**Records shown**
##########
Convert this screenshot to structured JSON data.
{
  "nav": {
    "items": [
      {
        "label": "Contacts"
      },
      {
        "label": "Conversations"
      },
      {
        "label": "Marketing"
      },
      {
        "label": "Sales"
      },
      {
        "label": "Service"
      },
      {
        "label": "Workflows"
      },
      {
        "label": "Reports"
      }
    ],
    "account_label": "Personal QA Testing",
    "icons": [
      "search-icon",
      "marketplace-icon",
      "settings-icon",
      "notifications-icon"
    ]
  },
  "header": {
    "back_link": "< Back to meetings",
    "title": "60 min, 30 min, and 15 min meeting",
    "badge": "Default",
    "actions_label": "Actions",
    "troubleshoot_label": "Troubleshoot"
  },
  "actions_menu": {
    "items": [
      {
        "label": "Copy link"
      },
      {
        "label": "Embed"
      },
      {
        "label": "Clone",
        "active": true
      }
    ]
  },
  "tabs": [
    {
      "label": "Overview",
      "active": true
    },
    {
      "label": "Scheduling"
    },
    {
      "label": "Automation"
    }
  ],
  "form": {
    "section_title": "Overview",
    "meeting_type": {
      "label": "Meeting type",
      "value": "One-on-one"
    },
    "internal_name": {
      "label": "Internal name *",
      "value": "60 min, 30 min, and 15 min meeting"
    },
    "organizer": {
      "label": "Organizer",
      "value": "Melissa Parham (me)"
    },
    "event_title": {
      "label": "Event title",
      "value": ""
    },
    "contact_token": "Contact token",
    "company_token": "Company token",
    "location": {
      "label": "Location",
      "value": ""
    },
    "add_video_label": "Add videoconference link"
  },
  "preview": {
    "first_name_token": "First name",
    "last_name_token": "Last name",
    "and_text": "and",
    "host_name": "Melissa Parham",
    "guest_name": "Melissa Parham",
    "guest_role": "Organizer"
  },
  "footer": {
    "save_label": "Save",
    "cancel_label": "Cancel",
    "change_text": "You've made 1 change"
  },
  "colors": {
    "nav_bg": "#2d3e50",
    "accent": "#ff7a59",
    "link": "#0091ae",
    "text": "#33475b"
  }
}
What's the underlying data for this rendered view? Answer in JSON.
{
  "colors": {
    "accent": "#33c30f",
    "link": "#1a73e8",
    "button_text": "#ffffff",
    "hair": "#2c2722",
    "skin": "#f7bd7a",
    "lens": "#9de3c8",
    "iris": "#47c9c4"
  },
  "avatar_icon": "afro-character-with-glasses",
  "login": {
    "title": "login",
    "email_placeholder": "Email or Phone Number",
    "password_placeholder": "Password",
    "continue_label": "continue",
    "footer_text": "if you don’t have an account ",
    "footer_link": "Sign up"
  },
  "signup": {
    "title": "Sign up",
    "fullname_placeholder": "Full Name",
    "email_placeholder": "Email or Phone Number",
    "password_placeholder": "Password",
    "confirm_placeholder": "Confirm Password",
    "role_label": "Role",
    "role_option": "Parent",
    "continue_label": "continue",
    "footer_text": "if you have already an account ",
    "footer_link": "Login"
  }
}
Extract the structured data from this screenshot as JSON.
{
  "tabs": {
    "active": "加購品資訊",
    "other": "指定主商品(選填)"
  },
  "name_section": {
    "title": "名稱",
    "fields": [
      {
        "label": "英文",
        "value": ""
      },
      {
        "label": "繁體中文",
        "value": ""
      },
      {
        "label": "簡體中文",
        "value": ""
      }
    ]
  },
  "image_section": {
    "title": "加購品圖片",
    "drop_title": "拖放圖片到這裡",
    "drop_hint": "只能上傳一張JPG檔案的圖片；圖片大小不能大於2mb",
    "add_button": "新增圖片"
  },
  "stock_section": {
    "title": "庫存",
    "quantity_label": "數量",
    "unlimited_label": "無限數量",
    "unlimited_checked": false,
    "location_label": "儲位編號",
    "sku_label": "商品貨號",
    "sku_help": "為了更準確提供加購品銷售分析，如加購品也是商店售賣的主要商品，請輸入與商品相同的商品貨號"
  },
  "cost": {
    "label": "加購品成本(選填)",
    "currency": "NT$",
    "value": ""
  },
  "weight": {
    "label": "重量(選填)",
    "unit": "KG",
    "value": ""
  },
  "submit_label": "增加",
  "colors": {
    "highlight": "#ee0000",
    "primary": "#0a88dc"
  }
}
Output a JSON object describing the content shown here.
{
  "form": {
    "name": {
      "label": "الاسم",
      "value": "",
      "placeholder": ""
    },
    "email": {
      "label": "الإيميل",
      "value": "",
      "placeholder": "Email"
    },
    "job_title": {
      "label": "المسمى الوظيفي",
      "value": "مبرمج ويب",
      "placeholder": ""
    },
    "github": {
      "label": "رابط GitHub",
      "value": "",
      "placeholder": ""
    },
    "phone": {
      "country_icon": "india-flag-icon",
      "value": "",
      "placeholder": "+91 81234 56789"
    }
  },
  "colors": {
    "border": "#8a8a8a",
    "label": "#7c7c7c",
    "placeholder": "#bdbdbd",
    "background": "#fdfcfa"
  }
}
##########
**Exercise requirements**
Every line from the one containing "Output a JSON" through the end of the data must be repeated exactly, and no other line.

**Written solution**
Output a JSON object describing the content shown here.
{
  "form": {
    "name": {
      "label": "الاسم",
      "value": "",
      "placeholder": ""
    },
    "email": {
      "label": "الإيميل",
      "value": "",
      "placeholder": "Email"
    },
    "job_title": {
      "label": "المسمى الوظيفي",
      "value": "مبرمج ويب",
      "placeholder": ""
    },
    "github": {
      "label": "رابط GitHub",
      "value": "",
      "placeholder": ""
    },
    "phone": {
      "country_icon": "india-flag-icon",
      "value": "",
      "placeholder": "+91 81234 56789"
    }
  },
  "colors": {
    "border": "#8a8a8a",
    "label": "#7c7c7c",
    "placeholder": "#bdbdbd",
    "background": "#fdfcfa"
  }
}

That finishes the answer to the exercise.